* _What you are asked to do_
Repeat the lines that follow, leaving nothing out.

* _Materials provided_
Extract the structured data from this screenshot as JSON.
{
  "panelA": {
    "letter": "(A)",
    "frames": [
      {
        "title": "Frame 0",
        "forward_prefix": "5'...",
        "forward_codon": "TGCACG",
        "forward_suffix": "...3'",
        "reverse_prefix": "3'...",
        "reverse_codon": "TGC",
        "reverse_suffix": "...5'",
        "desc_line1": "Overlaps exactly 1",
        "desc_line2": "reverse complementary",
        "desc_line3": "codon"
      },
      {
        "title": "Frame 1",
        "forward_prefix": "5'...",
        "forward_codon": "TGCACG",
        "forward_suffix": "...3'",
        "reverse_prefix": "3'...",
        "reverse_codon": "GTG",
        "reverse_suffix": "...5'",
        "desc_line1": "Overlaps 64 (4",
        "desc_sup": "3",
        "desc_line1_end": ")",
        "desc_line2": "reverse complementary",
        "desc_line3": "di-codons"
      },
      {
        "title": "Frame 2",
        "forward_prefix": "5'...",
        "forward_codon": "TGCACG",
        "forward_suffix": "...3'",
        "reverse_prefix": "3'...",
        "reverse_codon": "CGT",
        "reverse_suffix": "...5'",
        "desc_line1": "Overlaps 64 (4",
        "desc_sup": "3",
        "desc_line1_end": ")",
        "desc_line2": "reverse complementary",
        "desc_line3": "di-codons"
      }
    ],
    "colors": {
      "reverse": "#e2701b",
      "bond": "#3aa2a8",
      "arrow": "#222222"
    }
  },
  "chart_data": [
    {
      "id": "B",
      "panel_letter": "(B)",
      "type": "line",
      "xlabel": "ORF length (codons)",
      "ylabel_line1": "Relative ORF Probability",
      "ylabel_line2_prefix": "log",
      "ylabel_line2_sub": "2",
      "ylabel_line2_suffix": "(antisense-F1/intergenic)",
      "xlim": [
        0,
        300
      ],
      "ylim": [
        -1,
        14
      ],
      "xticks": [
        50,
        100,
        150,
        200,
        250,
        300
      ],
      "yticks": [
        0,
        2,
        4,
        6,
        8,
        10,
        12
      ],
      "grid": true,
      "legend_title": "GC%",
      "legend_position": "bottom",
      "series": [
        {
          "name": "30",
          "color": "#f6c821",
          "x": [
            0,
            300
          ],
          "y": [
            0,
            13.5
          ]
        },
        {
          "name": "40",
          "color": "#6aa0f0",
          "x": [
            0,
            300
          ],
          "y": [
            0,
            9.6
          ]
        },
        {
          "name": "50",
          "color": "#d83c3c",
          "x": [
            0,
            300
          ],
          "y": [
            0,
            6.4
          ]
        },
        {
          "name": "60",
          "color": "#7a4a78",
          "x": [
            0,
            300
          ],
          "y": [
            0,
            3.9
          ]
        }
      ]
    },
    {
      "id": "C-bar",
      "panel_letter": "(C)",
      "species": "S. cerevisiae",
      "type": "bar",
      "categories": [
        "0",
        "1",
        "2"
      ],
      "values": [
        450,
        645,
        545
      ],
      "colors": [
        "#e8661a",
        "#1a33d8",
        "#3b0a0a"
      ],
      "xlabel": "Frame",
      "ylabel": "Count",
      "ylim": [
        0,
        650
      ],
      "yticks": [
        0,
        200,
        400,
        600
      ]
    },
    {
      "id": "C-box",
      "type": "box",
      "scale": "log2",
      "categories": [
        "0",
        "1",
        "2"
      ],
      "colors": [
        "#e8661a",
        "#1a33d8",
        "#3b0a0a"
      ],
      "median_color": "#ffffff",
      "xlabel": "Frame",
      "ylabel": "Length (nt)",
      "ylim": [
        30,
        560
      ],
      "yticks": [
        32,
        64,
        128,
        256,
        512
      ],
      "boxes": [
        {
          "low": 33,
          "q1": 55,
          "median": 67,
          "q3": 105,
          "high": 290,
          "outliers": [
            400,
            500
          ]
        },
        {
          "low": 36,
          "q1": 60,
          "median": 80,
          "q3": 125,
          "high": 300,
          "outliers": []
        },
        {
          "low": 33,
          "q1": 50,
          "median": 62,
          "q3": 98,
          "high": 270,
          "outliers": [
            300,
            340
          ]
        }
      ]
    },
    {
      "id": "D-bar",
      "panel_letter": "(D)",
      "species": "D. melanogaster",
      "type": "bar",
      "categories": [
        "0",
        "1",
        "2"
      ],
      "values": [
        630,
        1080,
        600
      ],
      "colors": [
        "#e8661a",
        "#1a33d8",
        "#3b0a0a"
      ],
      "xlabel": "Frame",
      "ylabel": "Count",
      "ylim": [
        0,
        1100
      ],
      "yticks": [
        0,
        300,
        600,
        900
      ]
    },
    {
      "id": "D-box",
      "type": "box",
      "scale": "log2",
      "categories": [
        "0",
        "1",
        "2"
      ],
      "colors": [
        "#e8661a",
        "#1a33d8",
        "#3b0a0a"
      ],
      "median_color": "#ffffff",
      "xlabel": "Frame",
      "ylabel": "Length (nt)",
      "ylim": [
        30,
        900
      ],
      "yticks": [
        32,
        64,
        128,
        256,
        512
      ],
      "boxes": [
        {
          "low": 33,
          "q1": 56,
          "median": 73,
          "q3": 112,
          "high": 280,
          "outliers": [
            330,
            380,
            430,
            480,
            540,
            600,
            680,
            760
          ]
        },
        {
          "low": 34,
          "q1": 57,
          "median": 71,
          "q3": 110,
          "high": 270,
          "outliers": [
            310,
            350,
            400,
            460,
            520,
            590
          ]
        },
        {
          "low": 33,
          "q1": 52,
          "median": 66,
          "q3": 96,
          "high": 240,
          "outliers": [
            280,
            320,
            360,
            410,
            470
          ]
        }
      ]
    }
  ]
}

* _Answer below_
Extract the structured data from this screenshot as JSON.
{
  "panelA": {
    "letter": "(A)",
    "frames": [
      {
        "title": "Frame 0",
        "forward_prefix": "5'...",
        "forward_codon": "TGCACG",
        "forward_suffix": "...3'",
        "reverse_prefix": "3'...",
        "reverse_codon": "TGC",
        "reverse_suffix": "...5'",
        "desc_line1": "Overlaps exactly 1",
        "desc_line2": "reverse complementary",
        "desc_line3": "codon"
      },
      {
        "title": "Frame 1",
        "forward_prefix": "5'...",
        "forward_codon": "TGCACG",
        "forward_suffix": "...3'",
        "reverse_prefix": "3'...",
        "reverse_codon": "GTG",
        "reverse_suffix": "...5'",
        "desc_line1": "Overlaps 64 (4",
        "desc_sup": "3",
        "desc_line1_end": ")",
        "desc_line2": "reverse complementary",
        "desc_line3": "di-codons"
      },
      {
        "title": "Frame 2",
        "forward_prefix": "5'...",
        "forward_codon": "TGCACG",
        "forward_suffix": "...3'",
        "reverse_prefix": "3'...",
        "reverse_codon": "CGT",
        "reverse_suffix": "...5'",
        "desc_line1": "Overlaps 64 (4",
        "desc_sup": "3",
        "desc_line1_end": ")",
        "desc_line2": "reverse complementary",
        "desc_line3": "di-codons"
      }
    ],
    "colors": {
      "reverse": "#e2701b",
      "bond": "#3aa2a8",
      "arrow": "#222222"
    }
  },
  "chart_data": [
    {
      "id": "B",
      "panel_letter": "(B)",
      "type": "line",
      "xlabel": "ORF length (codons)",
      "ylabel_line1": "Relative ORF Probability",
      "ylabel_line2_prefix": "log",
      "ylabel_line2_sub": "2",
      "ylabel_line2_suffix": "(antisense-F1/intergenic)",
      "xlim": [
        0,
        300
      ],
      "ylim": [
        -1,
        14
      ],
      "xticks": [
        50,
        100,
        150,
        200,
        250,
        300
      ],
      "yticks": [
        0,
        2,
        4,
        6,
        8,
        10,
        12
      ],
      "grid": true,
      "legend_title": "GC%",
      "legend_position": "bottom",
      "series": [
        {
          "name": "30",
          "color": "#f6c821",
          "x": [
            0,
            300
          ],
          "y": [
            0,
            13.5
          ]
        },
        {
          "name": "40",
          "color": "#6aa0f0",
          "x": [
            0,
            300
          ],
          "y": [
            0,
            9.6
          ]
        },
        {
          "name": "50",
          "color": "#d83c3c",
          "x": [
            0,
            300
          ],
          "y": [
            0,
            6.4
          ]
        },
        {
          "name": "60",
          "color": "#7a4a78",
          "x": [
            0,
            300
          ],
          "y": [
            0,
            3.9
          ]
        }
      ]
    },
    {
      "id": "C-bar",
      "panel_letter": "(C)",
      "species": "S. cerevisiae",
      "type": "bar",
      "categories": [
        "0",
        "1",
        "2"
      ],
      "values": [
        450,
        645,
        545
      ],
      "colors": [
        "#e8661a",
        "#1a33d8",
        "#3b0a0a"
      ],
      "xlabel": "Frame",
      "ylabel": "Count",
      "ylim": [
        0,
        650
      ],
      "yticks": [
        0,
        200,
        400,
        600
      ]
    },
    {
      "id": "C-box",
      "type": "box",
      "scale": "log2",
      "categories": [
        "0",
        "1",
        "2"
      ],
      "colors": [
        "#e8661a",
        "#1a33d8",
        "#3b0a0a"
      ],
      "median_color": "#ffffff",
      "xlabel": "Frame",
      "ylabel": "Length (nt)",
      "ylim": [
        30,
        560
      ],
      "yticks": [
        32,
        64,
        128,
        256,
        512
      ],
      "boxes": [
        {
          "low": 33,
          "q1": 55,
          "median": 67,
          "q3": 105,
          "high": 290,
          "outliers": [
            400,
            500
          ]
        },
        {
          "low": 36,
          "q1": 60,
          "median": 80,
          "q3": 125,
          "high": 300,
          "outliers": []
        },
        {
          "low": 33,
          "q1": 50,
          "median": 62,
          "q3": 98,
          "high": 270,
          "outliers": [
            300,
            340
          ]
        }
      ]
    },
    {
      "id": "D-bar",
      "panel_letter": "(D)",
      "species": "D. melanogaster",
      "type": "bar",
      "categories": [
        "0",
        "1",
        "2"
      ],
      "values": [
        630,
        1080,
        600
      ],
      "colors": [
        "#e8661a",
        "#1a33d8",
        "#3b0a0a"
      ],
      "xlabel": "Frame",
      "ylabel": "Count",
      "ylim": [
        0,
        1100
      ],
      "yticks": [
        0,
        300,
        600,
        900
      ]
    },
    {
      "id": "D-box",
      "type": "box",
      "scale": "log2",
      "categories": [
        "0",
        "1",
        "2"
      ],
      "colors": [
        "#e8661a",
        "#1a33d8",
        "#3b0a0a"
      ],
      "median_color": "#ffffff",
      "xlabel": "Frame",
      "ylabel": "Length (nt)",
      "ylim": [
        30,
        900
      ],
      "yticks": [
        32,
        64,
        128,
        256,
        512
      ],
      "boxes": [
        {
          "low": 33,
          "q1": 56,
          "median": 73,
          "q3": 112,
          "high": 280,
          "outliers": [
            330,
            380,
            430,
            480,
            540,
            600,
            680,
            760
          ]
        },
        {
          "low": 34,
          "q1": 57,
          "median": 71,
          "q3": 110,
          "high": 270,
          "outliers": [
            310,
            350,
            400,
            460,
            520,
            590
          ]
        },
        {
          "low": 33,
          "q1": 52,
          "median": 66,
          "q3": 96,
          "high": 240,
          "outliers": [
            280,
            320,
            360,
            410,
            470
          ]
        }
      ]
    }
  ]
}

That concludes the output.